======== DATA SUPPLIED

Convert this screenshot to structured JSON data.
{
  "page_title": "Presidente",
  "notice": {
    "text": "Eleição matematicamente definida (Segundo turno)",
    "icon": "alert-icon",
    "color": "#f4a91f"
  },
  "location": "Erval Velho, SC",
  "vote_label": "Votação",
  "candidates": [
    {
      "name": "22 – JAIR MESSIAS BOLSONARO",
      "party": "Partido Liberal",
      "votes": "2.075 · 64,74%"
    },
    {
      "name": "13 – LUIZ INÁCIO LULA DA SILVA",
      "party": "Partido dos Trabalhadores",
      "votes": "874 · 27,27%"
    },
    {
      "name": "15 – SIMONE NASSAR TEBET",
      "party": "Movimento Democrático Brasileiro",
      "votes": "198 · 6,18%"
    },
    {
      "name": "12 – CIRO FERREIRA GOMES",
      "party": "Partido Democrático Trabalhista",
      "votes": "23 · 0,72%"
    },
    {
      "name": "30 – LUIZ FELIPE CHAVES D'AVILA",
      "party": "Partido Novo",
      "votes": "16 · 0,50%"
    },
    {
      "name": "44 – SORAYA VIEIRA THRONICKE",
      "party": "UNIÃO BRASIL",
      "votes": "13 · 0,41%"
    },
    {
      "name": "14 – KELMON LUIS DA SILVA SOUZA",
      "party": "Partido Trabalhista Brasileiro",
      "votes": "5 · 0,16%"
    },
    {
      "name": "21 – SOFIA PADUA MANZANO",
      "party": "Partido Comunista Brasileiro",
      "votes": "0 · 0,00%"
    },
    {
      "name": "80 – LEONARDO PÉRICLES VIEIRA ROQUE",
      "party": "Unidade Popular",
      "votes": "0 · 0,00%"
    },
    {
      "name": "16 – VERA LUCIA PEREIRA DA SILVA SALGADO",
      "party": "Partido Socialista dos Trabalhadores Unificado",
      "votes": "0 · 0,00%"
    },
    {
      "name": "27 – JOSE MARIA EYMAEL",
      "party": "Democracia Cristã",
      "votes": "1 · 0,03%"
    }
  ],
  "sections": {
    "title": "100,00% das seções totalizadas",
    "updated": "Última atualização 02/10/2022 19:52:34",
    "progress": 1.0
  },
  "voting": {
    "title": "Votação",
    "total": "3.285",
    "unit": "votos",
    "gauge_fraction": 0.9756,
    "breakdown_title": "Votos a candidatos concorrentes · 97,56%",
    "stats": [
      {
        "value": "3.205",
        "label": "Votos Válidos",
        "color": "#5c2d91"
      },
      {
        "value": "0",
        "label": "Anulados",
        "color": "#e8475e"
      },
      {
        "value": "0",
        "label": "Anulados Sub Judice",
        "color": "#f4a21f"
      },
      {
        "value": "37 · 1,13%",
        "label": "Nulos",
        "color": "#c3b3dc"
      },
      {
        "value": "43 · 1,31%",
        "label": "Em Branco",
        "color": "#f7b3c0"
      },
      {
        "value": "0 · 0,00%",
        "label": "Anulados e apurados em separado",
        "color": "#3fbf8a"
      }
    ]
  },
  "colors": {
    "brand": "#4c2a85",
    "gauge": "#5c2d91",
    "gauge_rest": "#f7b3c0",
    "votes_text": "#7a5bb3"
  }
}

================

### TASK BRIEF
Extract, from the material above, each line holding the word "SILVA".

### EXPECTED ANSWER
      "name": "13 – LUIZ INÁCIO LULA DA SILVA",
      "name": "14 – KELMON LUIS DA SILVA SOUZA",
      "name": "16 – VERA LUCIA PEREIRA DA SILVA SALGADO",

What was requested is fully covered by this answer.